== Data supplied ==

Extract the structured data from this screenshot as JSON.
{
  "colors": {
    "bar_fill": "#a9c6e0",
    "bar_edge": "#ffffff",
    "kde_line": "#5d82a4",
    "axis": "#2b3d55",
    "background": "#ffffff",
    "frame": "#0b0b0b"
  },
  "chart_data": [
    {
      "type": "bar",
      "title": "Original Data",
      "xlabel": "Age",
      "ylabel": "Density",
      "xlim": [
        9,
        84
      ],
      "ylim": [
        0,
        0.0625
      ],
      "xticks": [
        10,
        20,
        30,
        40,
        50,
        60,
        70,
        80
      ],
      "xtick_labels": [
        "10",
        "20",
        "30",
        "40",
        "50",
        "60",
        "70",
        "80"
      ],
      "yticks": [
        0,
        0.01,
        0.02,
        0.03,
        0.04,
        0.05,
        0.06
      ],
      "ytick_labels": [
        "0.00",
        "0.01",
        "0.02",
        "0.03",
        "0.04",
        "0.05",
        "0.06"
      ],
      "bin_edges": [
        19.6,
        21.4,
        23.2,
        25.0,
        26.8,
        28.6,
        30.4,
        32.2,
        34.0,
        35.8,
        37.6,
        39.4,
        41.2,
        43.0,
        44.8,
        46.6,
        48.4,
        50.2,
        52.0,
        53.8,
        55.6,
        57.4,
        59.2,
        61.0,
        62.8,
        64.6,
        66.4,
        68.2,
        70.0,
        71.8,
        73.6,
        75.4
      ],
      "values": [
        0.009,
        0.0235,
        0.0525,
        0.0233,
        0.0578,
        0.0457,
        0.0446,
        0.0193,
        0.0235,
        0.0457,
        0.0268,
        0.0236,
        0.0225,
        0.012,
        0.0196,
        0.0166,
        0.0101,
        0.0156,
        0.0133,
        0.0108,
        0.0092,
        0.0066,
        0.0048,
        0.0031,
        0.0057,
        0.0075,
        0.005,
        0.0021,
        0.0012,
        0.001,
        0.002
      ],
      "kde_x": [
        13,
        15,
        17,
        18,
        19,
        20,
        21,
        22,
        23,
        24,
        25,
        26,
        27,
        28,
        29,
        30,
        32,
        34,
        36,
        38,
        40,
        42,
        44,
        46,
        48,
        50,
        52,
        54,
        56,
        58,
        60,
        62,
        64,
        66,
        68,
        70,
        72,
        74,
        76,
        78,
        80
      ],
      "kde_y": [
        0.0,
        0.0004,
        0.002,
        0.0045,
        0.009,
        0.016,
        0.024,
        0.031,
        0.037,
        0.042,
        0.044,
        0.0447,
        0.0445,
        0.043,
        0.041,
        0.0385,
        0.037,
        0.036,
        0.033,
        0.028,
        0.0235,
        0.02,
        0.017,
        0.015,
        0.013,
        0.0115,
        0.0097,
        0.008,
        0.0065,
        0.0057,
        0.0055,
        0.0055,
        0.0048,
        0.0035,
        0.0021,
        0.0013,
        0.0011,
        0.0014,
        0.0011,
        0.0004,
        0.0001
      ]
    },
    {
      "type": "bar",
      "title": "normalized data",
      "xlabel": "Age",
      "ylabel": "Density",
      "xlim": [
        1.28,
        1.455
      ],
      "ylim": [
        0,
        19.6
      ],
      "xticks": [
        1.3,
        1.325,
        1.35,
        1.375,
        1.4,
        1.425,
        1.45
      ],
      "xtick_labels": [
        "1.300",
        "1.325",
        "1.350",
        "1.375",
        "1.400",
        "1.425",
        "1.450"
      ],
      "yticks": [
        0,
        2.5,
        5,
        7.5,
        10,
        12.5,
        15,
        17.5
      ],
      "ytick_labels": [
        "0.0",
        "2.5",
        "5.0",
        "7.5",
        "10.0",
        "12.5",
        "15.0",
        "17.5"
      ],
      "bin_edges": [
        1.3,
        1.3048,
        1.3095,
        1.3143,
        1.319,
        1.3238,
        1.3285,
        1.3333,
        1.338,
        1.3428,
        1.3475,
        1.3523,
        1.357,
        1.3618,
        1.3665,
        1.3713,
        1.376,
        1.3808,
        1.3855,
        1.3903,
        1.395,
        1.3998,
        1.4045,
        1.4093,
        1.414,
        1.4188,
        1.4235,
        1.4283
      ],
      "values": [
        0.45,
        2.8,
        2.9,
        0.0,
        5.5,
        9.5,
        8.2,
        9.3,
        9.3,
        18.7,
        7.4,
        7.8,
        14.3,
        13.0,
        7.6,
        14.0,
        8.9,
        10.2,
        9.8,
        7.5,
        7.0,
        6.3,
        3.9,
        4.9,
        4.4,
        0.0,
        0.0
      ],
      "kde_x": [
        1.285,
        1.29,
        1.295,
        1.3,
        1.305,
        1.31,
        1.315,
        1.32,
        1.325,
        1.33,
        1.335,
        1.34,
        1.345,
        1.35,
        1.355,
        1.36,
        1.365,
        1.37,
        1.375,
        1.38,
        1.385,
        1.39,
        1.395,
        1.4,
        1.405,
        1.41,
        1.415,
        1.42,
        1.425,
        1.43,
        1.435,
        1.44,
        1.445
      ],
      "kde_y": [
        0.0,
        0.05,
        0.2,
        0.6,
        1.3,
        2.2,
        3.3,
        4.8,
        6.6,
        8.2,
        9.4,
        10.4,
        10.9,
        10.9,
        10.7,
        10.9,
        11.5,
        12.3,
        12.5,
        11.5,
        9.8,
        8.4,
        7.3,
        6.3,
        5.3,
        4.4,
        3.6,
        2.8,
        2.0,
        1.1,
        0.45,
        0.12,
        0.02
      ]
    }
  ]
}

===

▶ **Your goal**
Set down all of the records shown above once more, exactly.

▶ **Answer**
Extract the structured data from this screenshot as JSON.
{
  "colors": {
    "bar_fill": "#a9c6e0",
    "bar_edge": "#ffffff",
    "kde_line": "#5d82a4",
    "axis": "#2b3d55",
    "background": "#ffffff",
    "frame": "#0b0b0b"
  },
  "chart_data": [
    {
      "type": "bar",
      "title": "Original Data",
      "xlabel": "Age",
      "ylabel": "Density",
      "xlim": [
        9,
        84
      ],
      "ylim": [
        0,
        0.0625
      ],
      "xticks": [
        10,
        20,
        30,
        40,
        50,
        60,
        70,
        80
      ],
      "xtick_labels": [
        "10",
        "20",
        "30",
        "40",
        "50",
        "60",
        "70",
        "80"
      ],
      "yticks": [
        0,
        0.01,
        0.02,
        0.03,
        0.04,
        0.05,
        0.06
      ],
      "ytick_labels": [
        "0.00",
        "0.01",
        "0.02",
        "0.03",
        "0.04",
        "0.05",
        "0.06"
      ],
      "bin_edges": [
        19.6,
        21.4,
        23.2,
        25.0,
        26.8,
        28.6,
        30.4,
        32.2,
        34.0,
        35.8,
        37.6,
        39.4,
        41.2,
        43.0,
        44.8,
        46.6,
        48.4,
        50.2,
        52.0,
        53.8,
        55.6,
        57.4,
        59.2,
        61.0,
        62.8,
        64.6,
        66.4,
        68.2,
        70.0,
        71.8,
        73.6,
        75.4
      ],
      "values": [
        0.009,
        0.0235,
        0.0525,
        0.0233,
        0.0578,
        0.0457,
        0.0446,
        0.0193,
        0.0235,
        0.0457,
        0.0268,
        0.0236,
        0.0225,
        0.012,
        0.0196,
        0.0166,
        0.0101,
        0.0156,
        0.0133,
        0.0108,
        0.0092,
        0.0066,
        0.0048,
        0.0031,
        0.0057,
        0.0075,
        0.005,
        0.0021,
        0.0012,
        0.001,
        0.002
      ],
      "kde_x": [
        13,
        15,
        17,
        18,
        19,
        20,
        21,
        22,
        23,
        24,
        25,
        26,
        27,
        28,
        29,
        30,
        32,
        34,
        36,
        38,
        40,
        42,
        44,
        46,
        48,
        50,
        52,
        54,
        56,
        58,
        60,
        62,
        64,
        66,
        68,
        70,
        72,
        74,
        76,
        78,
        80
      ],
      "kde_y": [
        0.0,
        0.0004,
        0.002,
        0.0045,
        0.009,
        0.016,
        0.024,
        0.031,
        0.037,
        0.042,
        0.044,
        0.0447,
        0.0445,
        0.043,
        0.041,
        0.0385,
        0.037,
        0.036,
        0.033,
        0.028,
        0.0235,
        0.02,
        0.017,
        0.015,
        0.013,
        0.0115,
        0.0097,
        0.008,
        0.0065,
        0.0057,
        0.0055,
        0.0055,
        0.0048,
        0.0035,
        0.0021,
        0.0013,
        0.0011,
        0.0014,
        0.0011,
        0.0004,
        0.0001
      ]
    },
    {
      "type": "bar",
      "title": "normalized data",
      "xlabel": "Age",
      "ylabel": "Density",
      "xlim": [
        1.28,
        1.455
      ],
      "ylim": [
        0,
        19.6
      ],
      "xticks": [
        1.3,
        1.325,
        1.35,
        1.375,
        1.4,
        1.425,
        1.45
      ],
      "xtick_labels": [
        "1.300",
        "1.325",
        "1.350",
        "1.375",
        "1.400",
        "1.425",
        "1.450"
      ],
      "yticks": [
        0,
        2.5,
        5,
        7.5,
        10,
        12.5,
        15,
        17.5
      ],
      "ytick_labels": [
        "0.0",
        "2.5",
        "5.0",
        "7.5",
        "10.0",
        "12.5",
        "15.0",
        "17.5"
      ],
      "bin_edges": [
        1.3,
        1.3048,
        1.3095,
        1.3143,
        1.319,
        1.3238,
        1.3285,
        1.3333,
        1.338,
        1.3428,
        1.3475,
        1.3523,
        1.357,
        1.3618,
        1.3665,
        1.3713,
        1.376,
        1.3808,
        1.3855,
        1.3903,
        1.395,
        1.3998,
        1.4045,
        1.4093,
        1.414,
        1.4188,
        1.4235,
        1.4283
      ],
      "values": [
        0.45,
        2.8,
        2.9,
        0.0,
        5.5,
        9.5,
        8.2,
        9.3,
        9.3,
        18.7,
        7.4,
        7.8,
        14.3,
        13.0,
        7.6,
        14.0,
        8.9,
        10.2,
        9.8,
        7.5,
        7.0,
        6.3,
        3.9,
        4.9,
        4.4,
        0.0,
        0.0
      ],
      "kde_x": [
        1.285,
        1.29,
        1.295,
        1.3,
        1.305,
        1.31,
        1.315,
        1.32,
        1.325,
        1.33,
        1.335,
        1.34,
        1.345,
        1.35,
        1.355,
        1.36,
        1.365,
        1.37,
        1.375,
        1.38,
        1.385,
        1.39,
        1.395,
        1.4,
        1.405,
        1.41,
        1.415,
        1.42,
        1.425,
        1.43,
        1.435,
        1.44,
        1.445
      ],
      "kde_y": [
        0.0,
        0.05,
        0.2,
        0.6,
        1.3,
        2.2,
        3.3,
        4.8,
        6.6,
        8.2,
        9.4,
        10.4,
        10.9,
        10.9,
        10.7,
        10.9,
        11.5,
        12.3,
        12.5,
        11.5,
        9.8,
        8.4,
        7.3,
        6.3,
        5.3,
        4.4,
        3.6,
        2.8,
        2.0,
        1.1,
        0.45,
        0.12,
        0.02
      ]
    }
  ]
}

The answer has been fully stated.